[Part of a data file]
—————

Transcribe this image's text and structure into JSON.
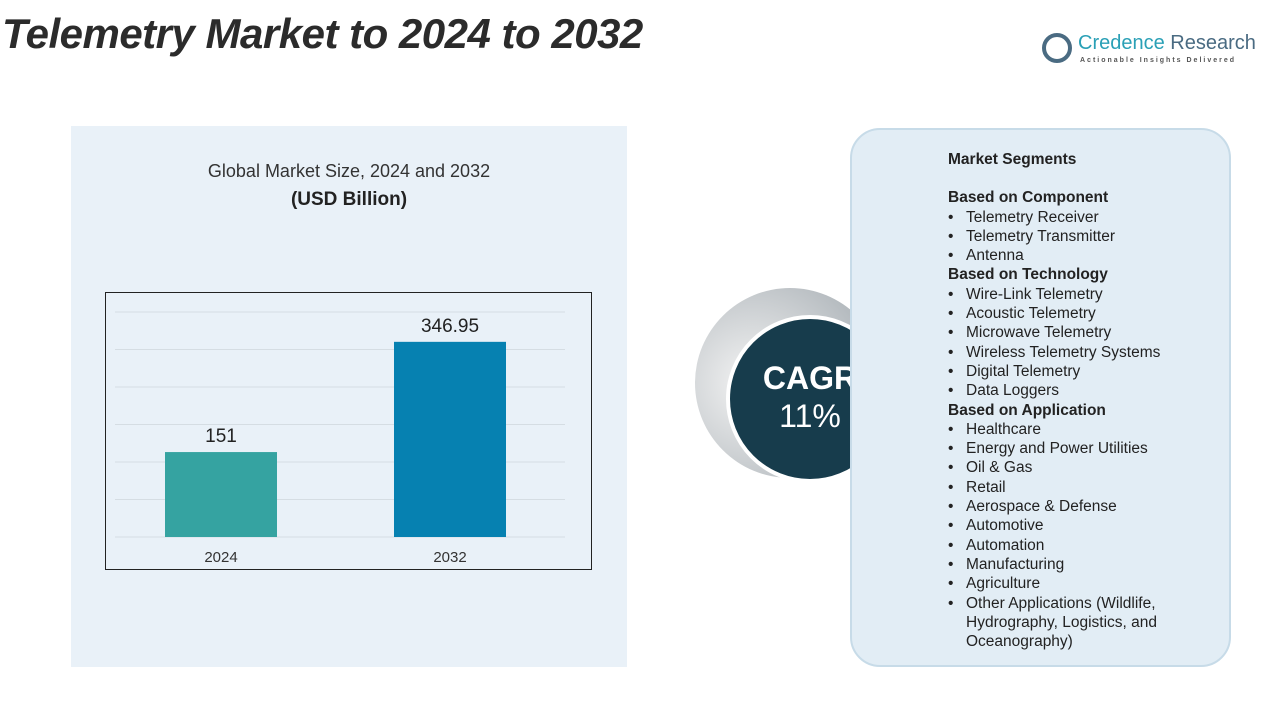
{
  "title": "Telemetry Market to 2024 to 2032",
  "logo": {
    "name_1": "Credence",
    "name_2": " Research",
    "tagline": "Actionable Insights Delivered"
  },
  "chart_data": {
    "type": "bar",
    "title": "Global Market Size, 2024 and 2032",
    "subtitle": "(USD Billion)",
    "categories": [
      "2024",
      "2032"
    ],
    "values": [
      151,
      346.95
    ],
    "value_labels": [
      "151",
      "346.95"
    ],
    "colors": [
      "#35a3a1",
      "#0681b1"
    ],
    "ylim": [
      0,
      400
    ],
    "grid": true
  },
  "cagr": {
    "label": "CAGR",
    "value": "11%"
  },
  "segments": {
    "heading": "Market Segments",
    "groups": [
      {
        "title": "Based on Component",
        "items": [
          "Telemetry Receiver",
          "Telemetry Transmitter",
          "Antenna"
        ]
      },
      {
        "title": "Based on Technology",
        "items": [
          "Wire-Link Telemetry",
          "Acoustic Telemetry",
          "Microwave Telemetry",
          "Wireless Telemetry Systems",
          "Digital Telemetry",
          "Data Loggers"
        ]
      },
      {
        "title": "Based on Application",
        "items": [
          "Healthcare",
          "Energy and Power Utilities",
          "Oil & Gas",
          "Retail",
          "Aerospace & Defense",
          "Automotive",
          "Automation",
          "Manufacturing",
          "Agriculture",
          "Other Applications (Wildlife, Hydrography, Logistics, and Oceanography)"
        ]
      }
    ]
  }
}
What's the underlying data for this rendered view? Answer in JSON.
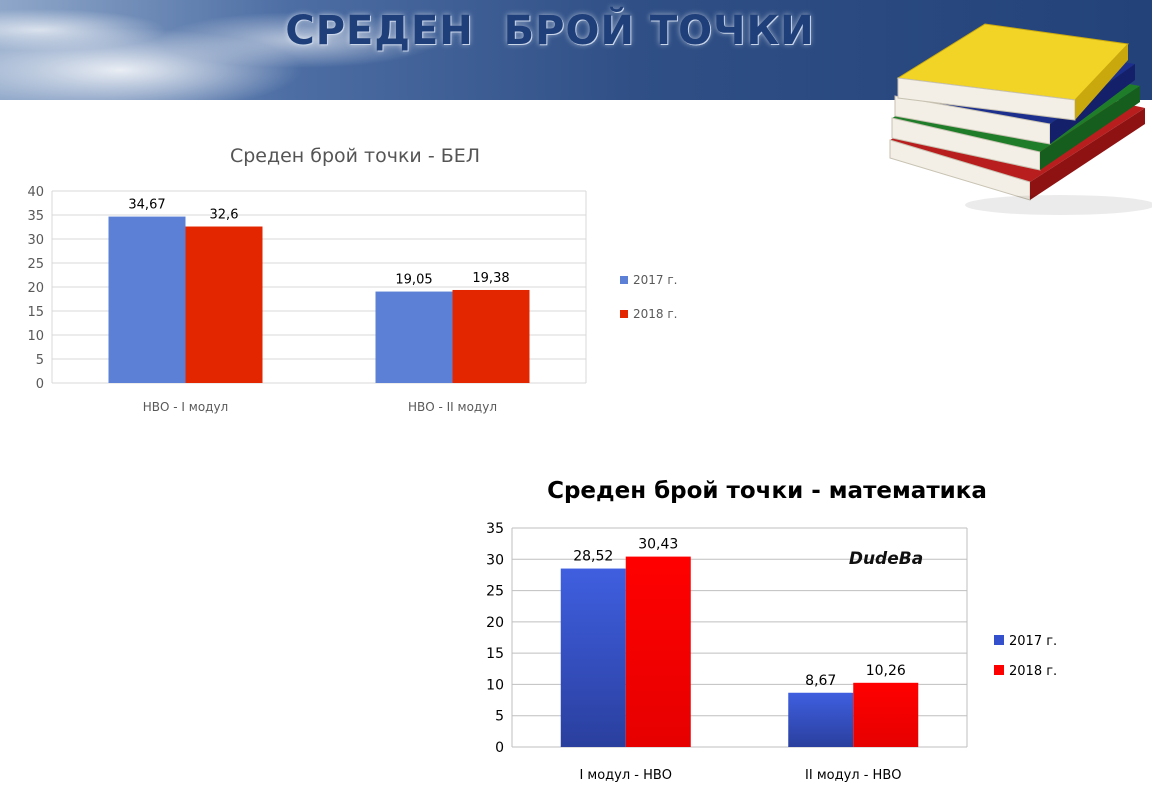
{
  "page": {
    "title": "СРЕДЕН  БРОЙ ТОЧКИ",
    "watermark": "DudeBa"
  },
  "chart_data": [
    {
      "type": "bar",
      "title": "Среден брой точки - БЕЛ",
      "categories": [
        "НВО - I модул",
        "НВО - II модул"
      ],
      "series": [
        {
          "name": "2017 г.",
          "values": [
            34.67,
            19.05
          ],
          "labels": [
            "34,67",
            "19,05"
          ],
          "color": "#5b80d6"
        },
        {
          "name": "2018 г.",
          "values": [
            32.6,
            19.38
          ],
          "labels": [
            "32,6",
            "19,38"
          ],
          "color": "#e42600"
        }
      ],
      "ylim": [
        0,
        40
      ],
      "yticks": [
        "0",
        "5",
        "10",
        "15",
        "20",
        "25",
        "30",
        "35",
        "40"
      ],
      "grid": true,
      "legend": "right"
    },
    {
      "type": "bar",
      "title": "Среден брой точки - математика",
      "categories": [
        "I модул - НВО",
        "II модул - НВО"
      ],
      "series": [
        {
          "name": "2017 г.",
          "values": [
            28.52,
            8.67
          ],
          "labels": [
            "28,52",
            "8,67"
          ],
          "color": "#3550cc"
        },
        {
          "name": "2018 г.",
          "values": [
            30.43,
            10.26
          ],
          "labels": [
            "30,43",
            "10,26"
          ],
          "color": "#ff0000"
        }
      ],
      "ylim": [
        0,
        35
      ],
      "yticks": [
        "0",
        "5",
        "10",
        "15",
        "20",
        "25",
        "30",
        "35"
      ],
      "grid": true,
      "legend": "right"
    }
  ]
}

—————

THE REQUEST -
Extract all lines of the records above that include "Based".

EXERCISE SOLUTION -
        "title": "Based on Component",
        "title": "Based on Technology",
        "title": "Based on Application",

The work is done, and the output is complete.